Task instructions: The data below must be copied in full and without any change.

[Items from a figure collection]
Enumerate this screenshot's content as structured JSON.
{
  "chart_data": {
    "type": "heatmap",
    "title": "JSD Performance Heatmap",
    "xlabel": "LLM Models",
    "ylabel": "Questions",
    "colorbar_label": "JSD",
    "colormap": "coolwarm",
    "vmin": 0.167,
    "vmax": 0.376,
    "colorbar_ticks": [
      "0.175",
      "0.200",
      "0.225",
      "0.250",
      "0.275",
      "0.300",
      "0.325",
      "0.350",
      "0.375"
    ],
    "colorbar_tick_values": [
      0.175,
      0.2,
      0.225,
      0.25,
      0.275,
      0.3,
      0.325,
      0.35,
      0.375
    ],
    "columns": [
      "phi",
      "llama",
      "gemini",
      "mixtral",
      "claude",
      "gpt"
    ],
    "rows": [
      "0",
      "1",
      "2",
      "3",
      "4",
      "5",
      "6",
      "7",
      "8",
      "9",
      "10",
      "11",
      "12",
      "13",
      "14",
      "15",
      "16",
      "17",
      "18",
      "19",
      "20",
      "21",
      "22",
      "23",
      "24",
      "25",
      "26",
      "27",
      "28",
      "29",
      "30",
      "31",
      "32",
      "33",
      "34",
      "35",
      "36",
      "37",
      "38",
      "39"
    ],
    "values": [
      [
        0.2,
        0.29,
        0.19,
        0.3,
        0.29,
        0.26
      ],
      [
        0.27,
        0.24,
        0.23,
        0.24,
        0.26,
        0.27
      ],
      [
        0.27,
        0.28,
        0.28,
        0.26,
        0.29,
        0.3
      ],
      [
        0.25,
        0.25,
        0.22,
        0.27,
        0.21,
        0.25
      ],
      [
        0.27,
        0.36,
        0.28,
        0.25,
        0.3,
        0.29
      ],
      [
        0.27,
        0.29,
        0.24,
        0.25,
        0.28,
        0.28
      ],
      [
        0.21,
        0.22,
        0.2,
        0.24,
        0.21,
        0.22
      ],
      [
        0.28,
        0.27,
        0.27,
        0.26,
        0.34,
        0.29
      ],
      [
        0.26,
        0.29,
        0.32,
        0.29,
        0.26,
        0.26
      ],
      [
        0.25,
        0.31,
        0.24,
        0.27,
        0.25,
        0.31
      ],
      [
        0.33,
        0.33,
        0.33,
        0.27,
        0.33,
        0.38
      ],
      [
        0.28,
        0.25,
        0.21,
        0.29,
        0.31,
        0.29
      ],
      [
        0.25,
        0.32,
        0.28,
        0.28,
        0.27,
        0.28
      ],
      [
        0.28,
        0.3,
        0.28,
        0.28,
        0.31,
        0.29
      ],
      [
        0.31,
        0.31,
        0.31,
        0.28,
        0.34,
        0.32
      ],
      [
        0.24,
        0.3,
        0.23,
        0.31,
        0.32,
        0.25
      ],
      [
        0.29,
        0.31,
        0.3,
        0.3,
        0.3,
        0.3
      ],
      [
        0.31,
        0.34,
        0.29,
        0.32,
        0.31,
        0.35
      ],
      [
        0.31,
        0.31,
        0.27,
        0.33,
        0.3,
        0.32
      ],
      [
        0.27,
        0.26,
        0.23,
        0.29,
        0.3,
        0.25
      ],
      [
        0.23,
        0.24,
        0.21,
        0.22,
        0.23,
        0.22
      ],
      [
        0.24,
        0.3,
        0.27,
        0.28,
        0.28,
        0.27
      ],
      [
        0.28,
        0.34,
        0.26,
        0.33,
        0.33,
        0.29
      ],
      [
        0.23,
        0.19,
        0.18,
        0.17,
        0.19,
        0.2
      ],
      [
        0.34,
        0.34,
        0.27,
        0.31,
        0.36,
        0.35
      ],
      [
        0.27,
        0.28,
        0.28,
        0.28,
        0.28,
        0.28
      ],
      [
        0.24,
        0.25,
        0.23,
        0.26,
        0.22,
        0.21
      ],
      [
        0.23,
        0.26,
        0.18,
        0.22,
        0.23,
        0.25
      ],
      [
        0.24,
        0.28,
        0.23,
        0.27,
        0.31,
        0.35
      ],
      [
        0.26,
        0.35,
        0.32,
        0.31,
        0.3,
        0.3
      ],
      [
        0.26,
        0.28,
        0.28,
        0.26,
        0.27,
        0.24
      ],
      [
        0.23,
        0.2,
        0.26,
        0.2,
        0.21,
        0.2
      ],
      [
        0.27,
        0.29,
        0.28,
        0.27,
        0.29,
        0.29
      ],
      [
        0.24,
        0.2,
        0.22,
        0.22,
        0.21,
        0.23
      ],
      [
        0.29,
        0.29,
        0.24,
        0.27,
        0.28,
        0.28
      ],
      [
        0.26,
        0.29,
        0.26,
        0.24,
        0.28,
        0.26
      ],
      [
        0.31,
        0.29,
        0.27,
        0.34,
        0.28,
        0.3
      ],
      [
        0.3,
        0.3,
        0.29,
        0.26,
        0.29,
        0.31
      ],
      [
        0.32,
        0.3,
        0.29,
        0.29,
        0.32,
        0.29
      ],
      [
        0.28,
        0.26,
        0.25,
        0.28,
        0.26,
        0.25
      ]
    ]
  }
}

Full solution:
Enumerate this screenshot's content as structured JSON.
{
  "chart_data": {
    "type": "heatmap",
    "title": "JSD Performance Heatmap",
    "xlabel": "LLM Models",
    "ylabel": "Questions",
    "colorbar_label": "JSD",
    "colormap": "coolwarm",
    "vmin": 0.167,
    "vmax": 0.376,
    "colorbar_ticks": [
      "0.175",
      "0.200",
      "0.225",
      "0.250",
      "0.275",
      "0.300",
      "0.325",
      "0.350",
      "0.375"
    ],
    "colorbar_tick_values": [
      0.175,
      0.2,
      0.225,
      0.25,
      0.275,
      0.3,
      0.325,
      0.35,
      0.375
    ],
    "columns": [
      "phi",
      "llama",
      "gemini",
      "mixtral",
      "claude",
      "gpt"
    ],
    "rows": [
      "0",
      "1",
      "2",
      "3",
      "4",
      "5",
      "6",
      "7",
      "8",
      "9",
      "10",
      "11",
      "12",
      "13",
      "14",
      "15",
      "16",
      "17",
      "18",
      "19",
      "20",
      "21",
      "22",
      "23",
      "24",
      "25",
      "26",
      "27",
      "28",
      "29",
      "30",
      "31",
      "32",
      "33",
      "34",
      "35",
      "36",
      "37",
      "38",
      "39"
    ],
    "values": [
      [
        0.2,
        0.29,
        0.19,
        0.3,
        0.29,
        0.26
      ],
      [
        0.27,
        0.24,
        0.23,
        0.24,
        0.26,
        0.27
      ],
      [
        0.27,
        0.28,
        0.28,
        0.26,
        0.29,
        0.3
      ],
      [
        0.25,
        0.25,
        0.22,
        0.27,
        0.21,
        0.25
      ],
      [
        0.27,
        0.36,
        0.28,
        0.25,
        0.3,
        0.29
      ],
      [
        0.27,
        0.29,
        0.24,
        0.25,
        0.28,
        0.28
      ],
      [
        0.21,
        0.22,
        0.2,
        0.24,
        0.21,
        0.22
      ],
      [
        0.28,
        0.27,
        0.27,
        0.26,
        0.34,
        0.29
      ],
      [
        0.26,
        0.29,
        0.32,
        0.29,
        0.26,
        0.26
      ],
      [
        0.25,
        0.31,
        0.24,
        0.27,
        0.25,
        0.31
      ],
      [
        0.33,
        0.33,
        0.33,
        0.27,
        0.33,
        0.38
      ],
      [
        0.28,
        0.25,
        0.21,
        0.29,
        0.31,
        0.29
      ],
      [
        0.25,
        0.32,
        0.28,
        0.28,
        0.27,
        0.28
      ],
      [
        0.28,
        0.3,
        0.28,
        0.28,
        0.31,
        0.29
      ],
      [
        0.31,
        0.31,
        0.31,
        0.28,
        0.34,
        0.32
      ],
      [
        0.24,
        0.3,
        0.23,
        0.31,
        0.32,
        0.25
      ],
      [
        0.29,
        0.31,
        0.3,
        0.3,
        0.3,
        0.3
      ],
      [
        0.31,
        0.34,
        0.29,
        0.32,
        0.31,
        0.35
      ],
      [
        0.31,
        0.31,
        0.27,
        0.33,
        0.3,
        0.32
      ],
      [
        0.27,
        0.26,
        0.23,
        0.29,
        0.3,
        0.25
      ],
      [
        0.23,
        0.24,
        0.21,
        0.22,
        0.23,
        0.22
      ],
      [
        0.24,
        0.3,
        0.27,
        0.28,
        0.28,
        0.27
      ],
      [
        0.28,
        0.34,
        0.26,
        0.33,
        0.33,
        0.29
      ],
      [
        0.23,
        0.19,
        0.18,
        0.17,
        0.19,
        0.2
      ],
      [
        0.34,
        0.34,
        0.27,
        0.31,
        0.36,
        0.35
      ],
      [
        0.27,
        0.28,
        0.28,
        0.28,
        0.28,
        0.28
      ],
      [
        0.24,
        0.25,
        0.23,
        0.26,
        0.22,
        0.21
      ],
      [
        0.23,
        0.26,
        0.18,
        0.22,
        0.23,
        0.25
      ],
      [
        0.24,
        0.28,
        0.23,
        0.27,
        0.31,
        0.35
      ],
      [
        0.26,
        0.35,
        0.32,
        0.31,
        0.3,
        0.3
      ],
      [
        0.26,
        0.28,
        0.28,
        0.26,
        0.27,
        0.24
      ],
      [
        0.23,
        0.2,
        0.26,
        0.2,
        0.21,
        0.2
      ],
      [
        0.27,
        0.29,
        0.28,
        0.27,
        0.29,
        0.29
      ],
      [
        0.24,
        0.2,
        0.22,
        0.22,
        0.21,
        0.23
      ],
      [
        0.29,
        0.29,
        0.24,
        0.27,
        0.28,
        0.28
      ],
      [
        0.26,
        0.29,
        0.26,
        0.24,
        0.28,
        0.26
      ],
      [
        0.31,
        0.29,
        0.27,
        0.34,
        0.28,
        0.3
      ],
      [
        0.3,
        0.3,
        0.29,
        0.26,
        0.29,
        0.31
      ],
      [
        0.32,
        0.3,
        0.29,
        0.29,
        0.32,
        0.29
      ],
      [
        0.28,
        0.26,
        0.25,
        0.28,
        0.26,
        0.25
      ]
    ]
  }
}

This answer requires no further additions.